* [AIM]: Report every line in the listing that contains the string "document".

[Dataset entries]
++++++++++

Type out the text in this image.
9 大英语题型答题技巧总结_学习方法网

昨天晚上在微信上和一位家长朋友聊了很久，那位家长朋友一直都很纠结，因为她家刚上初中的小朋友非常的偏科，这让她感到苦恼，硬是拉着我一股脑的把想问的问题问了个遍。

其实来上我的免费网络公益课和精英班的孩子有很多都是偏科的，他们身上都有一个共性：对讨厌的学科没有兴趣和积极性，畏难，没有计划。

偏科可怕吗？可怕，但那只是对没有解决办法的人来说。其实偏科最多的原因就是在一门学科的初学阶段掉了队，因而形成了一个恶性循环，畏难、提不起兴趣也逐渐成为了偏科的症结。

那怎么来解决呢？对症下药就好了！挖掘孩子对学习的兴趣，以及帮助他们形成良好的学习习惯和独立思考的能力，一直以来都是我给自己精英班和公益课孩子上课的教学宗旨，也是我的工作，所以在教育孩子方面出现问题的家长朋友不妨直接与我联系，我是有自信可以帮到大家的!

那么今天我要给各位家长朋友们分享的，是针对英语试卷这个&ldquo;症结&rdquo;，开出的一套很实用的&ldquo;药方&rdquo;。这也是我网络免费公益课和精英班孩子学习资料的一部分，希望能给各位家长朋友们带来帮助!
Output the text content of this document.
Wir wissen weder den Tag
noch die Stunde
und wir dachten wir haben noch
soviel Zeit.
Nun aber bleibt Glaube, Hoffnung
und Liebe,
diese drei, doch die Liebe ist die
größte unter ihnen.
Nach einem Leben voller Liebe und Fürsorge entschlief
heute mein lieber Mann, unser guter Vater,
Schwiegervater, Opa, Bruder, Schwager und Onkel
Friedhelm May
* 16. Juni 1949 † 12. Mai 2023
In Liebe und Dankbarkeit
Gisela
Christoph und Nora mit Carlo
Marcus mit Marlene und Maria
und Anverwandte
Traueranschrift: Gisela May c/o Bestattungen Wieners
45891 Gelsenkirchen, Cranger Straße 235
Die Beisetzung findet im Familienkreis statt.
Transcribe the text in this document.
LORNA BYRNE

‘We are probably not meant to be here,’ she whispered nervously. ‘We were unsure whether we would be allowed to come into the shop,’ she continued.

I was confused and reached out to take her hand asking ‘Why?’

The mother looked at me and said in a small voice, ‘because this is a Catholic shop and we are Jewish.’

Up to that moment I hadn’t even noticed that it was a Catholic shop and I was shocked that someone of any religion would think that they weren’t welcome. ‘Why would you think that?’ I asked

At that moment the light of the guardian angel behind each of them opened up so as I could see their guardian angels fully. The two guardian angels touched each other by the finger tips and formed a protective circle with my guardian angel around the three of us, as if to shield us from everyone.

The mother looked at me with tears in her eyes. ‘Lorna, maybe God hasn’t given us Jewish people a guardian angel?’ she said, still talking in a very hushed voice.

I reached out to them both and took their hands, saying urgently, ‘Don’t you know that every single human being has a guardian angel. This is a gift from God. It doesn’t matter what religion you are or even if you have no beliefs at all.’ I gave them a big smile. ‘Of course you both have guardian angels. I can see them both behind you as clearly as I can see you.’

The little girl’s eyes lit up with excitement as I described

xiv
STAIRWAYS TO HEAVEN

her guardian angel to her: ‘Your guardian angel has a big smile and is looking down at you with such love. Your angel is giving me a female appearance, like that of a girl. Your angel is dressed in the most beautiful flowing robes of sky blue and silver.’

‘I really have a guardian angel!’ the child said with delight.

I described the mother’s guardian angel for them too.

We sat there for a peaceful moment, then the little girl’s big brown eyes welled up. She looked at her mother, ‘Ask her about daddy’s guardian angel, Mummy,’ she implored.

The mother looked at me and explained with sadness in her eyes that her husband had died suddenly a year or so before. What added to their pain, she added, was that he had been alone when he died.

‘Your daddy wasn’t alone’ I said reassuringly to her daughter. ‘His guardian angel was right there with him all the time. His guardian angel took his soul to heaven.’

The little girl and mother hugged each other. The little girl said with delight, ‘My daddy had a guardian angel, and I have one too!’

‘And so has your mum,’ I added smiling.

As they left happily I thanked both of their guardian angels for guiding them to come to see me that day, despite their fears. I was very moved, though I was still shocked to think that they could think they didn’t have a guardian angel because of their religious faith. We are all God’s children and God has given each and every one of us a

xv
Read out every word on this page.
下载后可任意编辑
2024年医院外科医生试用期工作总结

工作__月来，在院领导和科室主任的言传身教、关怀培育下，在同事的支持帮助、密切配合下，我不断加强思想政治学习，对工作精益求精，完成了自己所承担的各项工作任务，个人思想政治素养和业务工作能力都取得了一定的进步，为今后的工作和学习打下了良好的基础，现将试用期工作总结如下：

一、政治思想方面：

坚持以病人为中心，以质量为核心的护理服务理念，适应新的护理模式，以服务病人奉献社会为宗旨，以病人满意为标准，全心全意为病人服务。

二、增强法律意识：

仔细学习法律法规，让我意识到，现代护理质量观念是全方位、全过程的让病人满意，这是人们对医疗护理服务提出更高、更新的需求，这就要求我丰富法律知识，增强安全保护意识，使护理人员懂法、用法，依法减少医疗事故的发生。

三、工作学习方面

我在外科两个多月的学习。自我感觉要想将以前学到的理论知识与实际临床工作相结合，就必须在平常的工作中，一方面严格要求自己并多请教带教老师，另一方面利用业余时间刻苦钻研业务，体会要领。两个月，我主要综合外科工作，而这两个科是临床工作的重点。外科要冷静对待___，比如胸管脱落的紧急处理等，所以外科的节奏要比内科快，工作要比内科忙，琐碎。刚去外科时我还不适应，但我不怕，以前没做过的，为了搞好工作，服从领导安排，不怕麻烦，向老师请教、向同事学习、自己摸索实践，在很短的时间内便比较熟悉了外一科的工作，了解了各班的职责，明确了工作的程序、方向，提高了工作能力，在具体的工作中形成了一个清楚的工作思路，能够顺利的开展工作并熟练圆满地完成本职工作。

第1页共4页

++++++++++

* [SOLUTION TO THIS PROBLEM]:
Output the text content of this document.
Transcribe the text in this document.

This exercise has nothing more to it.